(Source records)
= = = = =

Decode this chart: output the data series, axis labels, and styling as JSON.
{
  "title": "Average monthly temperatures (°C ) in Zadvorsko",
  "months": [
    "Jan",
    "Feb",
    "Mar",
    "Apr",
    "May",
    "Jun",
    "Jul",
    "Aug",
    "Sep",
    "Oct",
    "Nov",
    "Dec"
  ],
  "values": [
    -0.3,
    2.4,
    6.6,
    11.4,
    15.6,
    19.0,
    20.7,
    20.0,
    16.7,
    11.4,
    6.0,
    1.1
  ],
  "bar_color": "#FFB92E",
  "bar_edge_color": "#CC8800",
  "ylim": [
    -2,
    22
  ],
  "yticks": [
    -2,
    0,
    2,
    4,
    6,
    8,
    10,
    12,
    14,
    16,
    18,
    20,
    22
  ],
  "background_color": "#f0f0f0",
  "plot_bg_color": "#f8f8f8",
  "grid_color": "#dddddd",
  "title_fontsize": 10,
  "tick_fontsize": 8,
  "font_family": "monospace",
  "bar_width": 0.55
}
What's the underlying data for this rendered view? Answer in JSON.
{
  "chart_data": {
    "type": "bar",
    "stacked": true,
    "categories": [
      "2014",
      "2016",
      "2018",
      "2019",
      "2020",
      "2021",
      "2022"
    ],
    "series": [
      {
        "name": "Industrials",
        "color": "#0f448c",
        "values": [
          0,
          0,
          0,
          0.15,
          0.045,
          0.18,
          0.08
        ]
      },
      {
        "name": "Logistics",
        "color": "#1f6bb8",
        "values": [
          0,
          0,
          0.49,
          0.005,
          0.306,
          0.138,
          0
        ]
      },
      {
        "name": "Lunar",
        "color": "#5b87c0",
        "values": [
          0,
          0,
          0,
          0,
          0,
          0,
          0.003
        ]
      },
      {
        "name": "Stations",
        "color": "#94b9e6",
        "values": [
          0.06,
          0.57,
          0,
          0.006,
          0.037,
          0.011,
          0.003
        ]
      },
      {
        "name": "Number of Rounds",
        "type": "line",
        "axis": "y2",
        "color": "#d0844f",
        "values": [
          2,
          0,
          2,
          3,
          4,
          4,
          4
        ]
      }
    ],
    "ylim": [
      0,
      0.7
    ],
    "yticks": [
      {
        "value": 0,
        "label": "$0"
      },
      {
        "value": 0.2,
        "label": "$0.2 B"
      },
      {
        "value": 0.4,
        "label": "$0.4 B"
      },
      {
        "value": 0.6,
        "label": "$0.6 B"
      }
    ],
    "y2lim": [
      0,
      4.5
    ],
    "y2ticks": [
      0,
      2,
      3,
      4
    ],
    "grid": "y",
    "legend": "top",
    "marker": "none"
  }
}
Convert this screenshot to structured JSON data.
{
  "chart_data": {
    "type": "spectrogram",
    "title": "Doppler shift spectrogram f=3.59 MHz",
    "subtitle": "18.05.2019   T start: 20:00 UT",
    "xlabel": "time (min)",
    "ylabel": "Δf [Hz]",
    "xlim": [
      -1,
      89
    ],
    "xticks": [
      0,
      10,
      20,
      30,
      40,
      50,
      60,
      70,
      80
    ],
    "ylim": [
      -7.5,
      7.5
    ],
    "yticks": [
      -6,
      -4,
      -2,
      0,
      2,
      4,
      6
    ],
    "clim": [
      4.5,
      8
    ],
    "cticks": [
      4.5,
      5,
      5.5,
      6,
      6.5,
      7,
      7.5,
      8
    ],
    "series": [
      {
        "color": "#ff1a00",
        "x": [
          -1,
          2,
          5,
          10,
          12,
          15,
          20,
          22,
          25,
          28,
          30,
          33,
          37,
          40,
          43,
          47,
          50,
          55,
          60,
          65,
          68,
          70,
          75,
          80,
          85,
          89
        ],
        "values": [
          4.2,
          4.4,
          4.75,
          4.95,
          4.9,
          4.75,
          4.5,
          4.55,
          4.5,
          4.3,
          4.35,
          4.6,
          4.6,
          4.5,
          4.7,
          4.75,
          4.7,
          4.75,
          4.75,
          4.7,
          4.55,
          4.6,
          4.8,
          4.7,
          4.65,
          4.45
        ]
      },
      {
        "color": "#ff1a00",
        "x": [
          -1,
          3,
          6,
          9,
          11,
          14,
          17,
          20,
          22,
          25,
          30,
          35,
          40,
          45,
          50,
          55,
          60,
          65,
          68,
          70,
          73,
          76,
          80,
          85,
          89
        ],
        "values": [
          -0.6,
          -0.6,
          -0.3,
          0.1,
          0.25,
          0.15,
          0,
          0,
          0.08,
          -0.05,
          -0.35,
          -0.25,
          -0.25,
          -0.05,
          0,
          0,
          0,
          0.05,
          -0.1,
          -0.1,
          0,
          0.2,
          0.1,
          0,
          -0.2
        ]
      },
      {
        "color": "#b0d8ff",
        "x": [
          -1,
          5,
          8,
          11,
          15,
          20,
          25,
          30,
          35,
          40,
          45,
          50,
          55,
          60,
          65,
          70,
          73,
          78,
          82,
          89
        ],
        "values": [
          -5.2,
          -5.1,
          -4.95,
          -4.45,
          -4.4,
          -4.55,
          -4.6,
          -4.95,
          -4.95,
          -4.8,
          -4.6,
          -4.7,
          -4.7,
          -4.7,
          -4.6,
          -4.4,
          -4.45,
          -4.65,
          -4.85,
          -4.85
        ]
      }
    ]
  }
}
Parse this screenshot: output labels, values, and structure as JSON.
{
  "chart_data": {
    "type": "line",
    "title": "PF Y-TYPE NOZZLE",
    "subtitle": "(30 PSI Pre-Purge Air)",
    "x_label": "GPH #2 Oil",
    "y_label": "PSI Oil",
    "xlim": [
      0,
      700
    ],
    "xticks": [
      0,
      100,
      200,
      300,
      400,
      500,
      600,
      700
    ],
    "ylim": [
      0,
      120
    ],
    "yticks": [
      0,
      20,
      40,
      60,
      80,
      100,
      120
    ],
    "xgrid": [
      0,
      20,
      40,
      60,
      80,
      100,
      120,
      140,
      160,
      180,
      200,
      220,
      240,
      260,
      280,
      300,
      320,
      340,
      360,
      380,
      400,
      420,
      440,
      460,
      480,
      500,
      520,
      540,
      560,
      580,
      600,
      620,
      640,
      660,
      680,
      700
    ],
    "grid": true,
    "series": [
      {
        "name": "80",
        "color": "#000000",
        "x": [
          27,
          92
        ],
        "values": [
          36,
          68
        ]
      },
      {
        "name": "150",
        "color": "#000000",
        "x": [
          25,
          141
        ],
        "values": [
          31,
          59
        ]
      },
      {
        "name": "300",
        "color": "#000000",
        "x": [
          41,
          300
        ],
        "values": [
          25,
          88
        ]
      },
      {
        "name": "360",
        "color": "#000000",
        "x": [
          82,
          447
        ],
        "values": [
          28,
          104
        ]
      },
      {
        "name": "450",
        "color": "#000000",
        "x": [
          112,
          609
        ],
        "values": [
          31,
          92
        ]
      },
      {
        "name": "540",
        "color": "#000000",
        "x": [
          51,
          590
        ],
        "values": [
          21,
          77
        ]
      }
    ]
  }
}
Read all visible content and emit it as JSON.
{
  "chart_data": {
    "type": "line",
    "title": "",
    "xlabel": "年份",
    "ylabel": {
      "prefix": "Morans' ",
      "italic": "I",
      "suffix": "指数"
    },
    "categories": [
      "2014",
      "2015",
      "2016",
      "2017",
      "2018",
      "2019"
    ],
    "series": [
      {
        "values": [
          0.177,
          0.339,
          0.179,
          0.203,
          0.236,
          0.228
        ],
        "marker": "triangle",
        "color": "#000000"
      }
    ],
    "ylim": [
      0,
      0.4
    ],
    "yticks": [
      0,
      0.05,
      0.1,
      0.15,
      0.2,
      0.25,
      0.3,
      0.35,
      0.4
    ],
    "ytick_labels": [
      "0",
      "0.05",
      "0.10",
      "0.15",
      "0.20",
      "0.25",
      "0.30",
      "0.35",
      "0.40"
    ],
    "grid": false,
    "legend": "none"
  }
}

= = = = =

» **GOAL**: Count each line of the data where the word "subtitle" appears, then reply with the total only.

» **TASK ANSWER**: 2